## start Dataset rows

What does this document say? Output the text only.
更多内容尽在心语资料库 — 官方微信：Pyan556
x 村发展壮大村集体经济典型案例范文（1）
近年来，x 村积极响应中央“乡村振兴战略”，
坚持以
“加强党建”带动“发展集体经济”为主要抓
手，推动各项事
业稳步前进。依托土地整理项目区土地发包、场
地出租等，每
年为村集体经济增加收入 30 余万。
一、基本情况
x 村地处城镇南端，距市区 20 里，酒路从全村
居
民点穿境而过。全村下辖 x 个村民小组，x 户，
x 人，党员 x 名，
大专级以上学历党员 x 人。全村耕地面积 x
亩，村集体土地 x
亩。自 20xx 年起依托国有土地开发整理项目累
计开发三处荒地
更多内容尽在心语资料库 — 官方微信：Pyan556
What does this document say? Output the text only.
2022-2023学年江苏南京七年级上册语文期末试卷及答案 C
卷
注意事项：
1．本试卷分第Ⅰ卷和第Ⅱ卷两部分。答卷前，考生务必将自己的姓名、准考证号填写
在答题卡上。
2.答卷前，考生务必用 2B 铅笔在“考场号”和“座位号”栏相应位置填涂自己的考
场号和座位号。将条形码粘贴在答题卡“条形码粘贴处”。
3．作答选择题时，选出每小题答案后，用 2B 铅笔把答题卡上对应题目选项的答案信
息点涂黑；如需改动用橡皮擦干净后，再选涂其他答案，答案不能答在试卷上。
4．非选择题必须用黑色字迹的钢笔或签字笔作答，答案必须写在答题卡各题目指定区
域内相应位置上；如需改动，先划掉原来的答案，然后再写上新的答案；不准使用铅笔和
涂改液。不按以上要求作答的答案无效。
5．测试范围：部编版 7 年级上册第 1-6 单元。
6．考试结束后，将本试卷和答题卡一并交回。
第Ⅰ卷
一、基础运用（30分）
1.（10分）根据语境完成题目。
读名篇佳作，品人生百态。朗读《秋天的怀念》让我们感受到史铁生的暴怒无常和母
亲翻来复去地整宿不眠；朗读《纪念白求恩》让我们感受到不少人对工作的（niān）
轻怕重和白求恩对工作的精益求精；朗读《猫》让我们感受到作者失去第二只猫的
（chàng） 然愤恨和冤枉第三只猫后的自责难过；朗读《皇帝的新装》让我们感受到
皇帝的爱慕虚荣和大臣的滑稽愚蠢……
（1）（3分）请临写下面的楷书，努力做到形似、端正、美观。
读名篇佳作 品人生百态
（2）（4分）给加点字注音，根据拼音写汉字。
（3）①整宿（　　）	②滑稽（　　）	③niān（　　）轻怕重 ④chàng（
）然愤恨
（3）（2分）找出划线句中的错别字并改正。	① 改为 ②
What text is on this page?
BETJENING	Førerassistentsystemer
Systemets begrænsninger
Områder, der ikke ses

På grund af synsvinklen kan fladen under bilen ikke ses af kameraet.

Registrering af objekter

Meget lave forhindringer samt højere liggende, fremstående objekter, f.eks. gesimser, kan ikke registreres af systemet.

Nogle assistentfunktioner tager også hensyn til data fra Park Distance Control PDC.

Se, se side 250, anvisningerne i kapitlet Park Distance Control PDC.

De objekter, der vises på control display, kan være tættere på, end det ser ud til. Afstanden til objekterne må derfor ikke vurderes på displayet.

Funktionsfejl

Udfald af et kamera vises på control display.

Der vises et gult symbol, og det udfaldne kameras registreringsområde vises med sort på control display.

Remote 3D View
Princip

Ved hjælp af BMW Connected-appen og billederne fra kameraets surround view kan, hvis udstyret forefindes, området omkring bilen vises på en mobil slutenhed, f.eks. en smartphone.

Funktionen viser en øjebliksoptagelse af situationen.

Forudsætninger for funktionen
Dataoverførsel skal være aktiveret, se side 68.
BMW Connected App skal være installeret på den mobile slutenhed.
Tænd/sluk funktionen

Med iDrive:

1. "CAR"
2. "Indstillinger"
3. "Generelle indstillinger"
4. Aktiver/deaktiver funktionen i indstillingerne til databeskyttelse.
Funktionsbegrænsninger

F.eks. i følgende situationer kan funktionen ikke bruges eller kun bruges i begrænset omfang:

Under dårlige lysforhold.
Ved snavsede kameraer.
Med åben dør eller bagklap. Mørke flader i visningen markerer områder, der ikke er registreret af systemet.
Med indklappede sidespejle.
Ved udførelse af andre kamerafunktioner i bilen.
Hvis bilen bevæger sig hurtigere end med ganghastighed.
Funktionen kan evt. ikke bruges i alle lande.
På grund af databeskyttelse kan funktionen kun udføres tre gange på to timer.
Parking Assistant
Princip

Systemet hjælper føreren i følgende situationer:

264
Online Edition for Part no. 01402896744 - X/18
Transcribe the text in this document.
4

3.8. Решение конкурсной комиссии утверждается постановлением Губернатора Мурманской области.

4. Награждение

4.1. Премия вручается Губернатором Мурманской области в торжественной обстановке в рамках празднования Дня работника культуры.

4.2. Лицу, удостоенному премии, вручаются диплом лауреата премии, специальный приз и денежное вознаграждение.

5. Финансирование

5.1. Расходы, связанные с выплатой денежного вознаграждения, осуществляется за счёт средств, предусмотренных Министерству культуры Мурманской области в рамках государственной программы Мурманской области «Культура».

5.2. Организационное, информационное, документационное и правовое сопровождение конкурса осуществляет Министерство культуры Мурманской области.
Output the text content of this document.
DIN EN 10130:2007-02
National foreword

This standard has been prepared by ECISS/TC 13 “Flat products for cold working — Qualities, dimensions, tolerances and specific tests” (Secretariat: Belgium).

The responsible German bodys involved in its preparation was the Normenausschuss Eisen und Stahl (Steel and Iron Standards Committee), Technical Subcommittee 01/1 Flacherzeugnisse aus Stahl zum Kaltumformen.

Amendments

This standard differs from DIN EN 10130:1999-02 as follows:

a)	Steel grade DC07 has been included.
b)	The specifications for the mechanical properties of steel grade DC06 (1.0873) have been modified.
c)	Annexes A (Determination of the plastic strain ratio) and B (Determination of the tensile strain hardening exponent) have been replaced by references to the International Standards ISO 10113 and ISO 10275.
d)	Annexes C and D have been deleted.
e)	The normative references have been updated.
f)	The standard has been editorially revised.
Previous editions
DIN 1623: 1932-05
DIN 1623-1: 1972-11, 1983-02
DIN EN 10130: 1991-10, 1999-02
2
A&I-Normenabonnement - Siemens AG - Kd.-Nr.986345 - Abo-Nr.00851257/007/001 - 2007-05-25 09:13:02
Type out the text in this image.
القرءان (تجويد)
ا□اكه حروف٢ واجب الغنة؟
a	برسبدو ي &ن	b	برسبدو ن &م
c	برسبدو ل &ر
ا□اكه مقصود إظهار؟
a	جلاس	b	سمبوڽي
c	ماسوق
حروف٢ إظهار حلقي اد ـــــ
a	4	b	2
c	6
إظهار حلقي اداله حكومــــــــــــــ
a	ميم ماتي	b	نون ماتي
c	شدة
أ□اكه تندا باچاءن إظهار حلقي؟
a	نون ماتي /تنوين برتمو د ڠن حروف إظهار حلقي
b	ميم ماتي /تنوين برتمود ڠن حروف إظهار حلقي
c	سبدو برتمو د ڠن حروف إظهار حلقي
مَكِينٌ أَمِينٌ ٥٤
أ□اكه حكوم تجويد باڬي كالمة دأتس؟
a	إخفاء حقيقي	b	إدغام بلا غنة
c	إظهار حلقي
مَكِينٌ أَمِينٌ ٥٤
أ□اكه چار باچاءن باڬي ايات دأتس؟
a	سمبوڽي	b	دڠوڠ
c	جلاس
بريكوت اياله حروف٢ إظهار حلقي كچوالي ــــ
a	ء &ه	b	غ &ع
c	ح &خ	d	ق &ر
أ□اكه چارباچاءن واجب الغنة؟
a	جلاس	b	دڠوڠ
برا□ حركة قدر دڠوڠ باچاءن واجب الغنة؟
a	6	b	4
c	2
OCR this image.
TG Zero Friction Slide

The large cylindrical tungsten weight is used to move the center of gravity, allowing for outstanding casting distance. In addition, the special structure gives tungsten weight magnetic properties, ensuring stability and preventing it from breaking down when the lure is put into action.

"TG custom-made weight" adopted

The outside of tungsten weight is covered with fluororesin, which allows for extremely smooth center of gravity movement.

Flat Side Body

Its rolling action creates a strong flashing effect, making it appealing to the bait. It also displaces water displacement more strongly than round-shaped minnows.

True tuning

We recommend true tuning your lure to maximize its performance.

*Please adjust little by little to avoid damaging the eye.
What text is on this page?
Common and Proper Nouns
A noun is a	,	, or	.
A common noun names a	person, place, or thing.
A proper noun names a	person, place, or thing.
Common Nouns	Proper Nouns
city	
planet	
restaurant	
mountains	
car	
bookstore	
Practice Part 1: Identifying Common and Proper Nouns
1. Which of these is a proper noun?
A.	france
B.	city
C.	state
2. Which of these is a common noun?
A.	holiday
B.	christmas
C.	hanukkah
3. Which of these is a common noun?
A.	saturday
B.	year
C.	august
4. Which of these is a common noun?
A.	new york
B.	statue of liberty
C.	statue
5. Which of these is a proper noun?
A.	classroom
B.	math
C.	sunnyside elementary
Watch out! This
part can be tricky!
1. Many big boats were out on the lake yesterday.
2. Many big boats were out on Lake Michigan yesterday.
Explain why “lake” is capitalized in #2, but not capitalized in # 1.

## end Dataset rows

Exercise goal – Gather each line from the entries above that includes the word "Annexes".

Final answer –
c)	Annexes A (Determination of the plastic strain ratio) and B (Determination of the tensile strain hardening exponent) have been replaced by references to the International Standards ISO 10113 and ISO 10275.
d)	Annexes C and D have been deleted.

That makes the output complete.